→ The problem
Seek out every line containing the word "indicated", and copy each.

┄┄┄┄┄┄┄┄┄┄

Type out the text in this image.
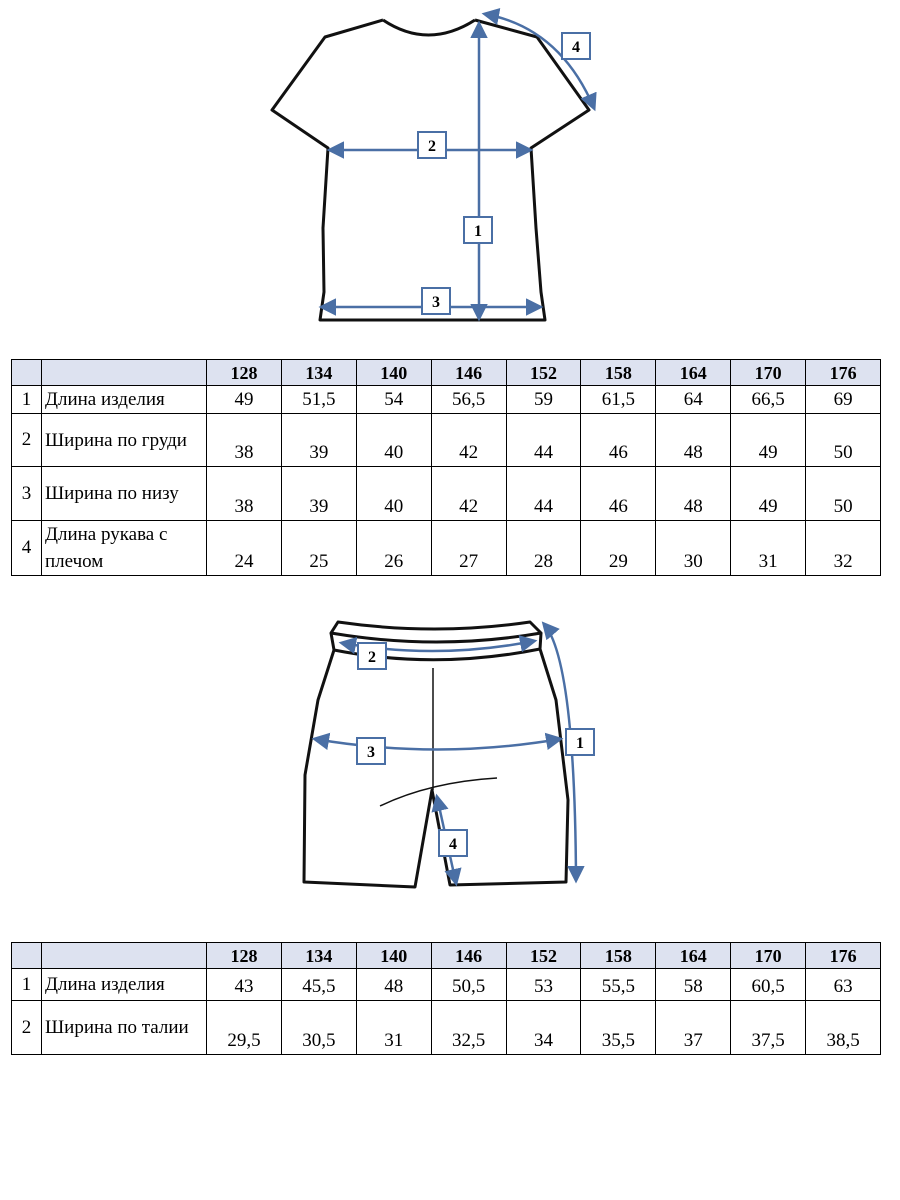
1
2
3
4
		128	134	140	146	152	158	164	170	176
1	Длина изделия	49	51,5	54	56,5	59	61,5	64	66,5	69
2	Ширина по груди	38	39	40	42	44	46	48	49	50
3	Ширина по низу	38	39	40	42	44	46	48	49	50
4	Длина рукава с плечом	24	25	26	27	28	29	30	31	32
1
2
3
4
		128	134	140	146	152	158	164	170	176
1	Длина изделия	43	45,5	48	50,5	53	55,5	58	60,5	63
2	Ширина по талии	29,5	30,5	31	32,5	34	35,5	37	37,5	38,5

┄┄┄┄┄┄┄┄┄┄

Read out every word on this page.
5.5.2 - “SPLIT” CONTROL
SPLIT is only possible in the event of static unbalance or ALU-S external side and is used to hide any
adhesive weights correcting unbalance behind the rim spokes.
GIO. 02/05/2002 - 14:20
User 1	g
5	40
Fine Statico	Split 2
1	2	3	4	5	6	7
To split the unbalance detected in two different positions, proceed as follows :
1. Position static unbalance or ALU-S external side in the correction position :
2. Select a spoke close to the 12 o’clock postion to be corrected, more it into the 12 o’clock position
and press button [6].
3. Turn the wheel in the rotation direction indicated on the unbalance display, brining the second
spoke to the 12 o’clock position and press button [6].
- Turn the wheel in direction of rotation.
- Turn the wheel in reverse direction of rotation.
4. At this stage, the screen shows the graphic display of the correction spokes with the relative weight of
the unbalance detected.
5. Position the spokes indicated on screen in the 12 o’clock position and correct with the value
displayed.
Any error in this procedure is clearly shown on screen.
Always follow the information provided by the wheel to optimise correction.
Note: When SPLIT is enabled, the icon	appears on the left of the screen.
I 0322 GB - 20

┄┄┄┄┄┄┄┄┄┄

→ The response
3. Turn the wheel in the rotation direction indicated on the unbalance display, brining the second
5. Position the spokes indicated on screen in the 12 o’clock position and correct with the value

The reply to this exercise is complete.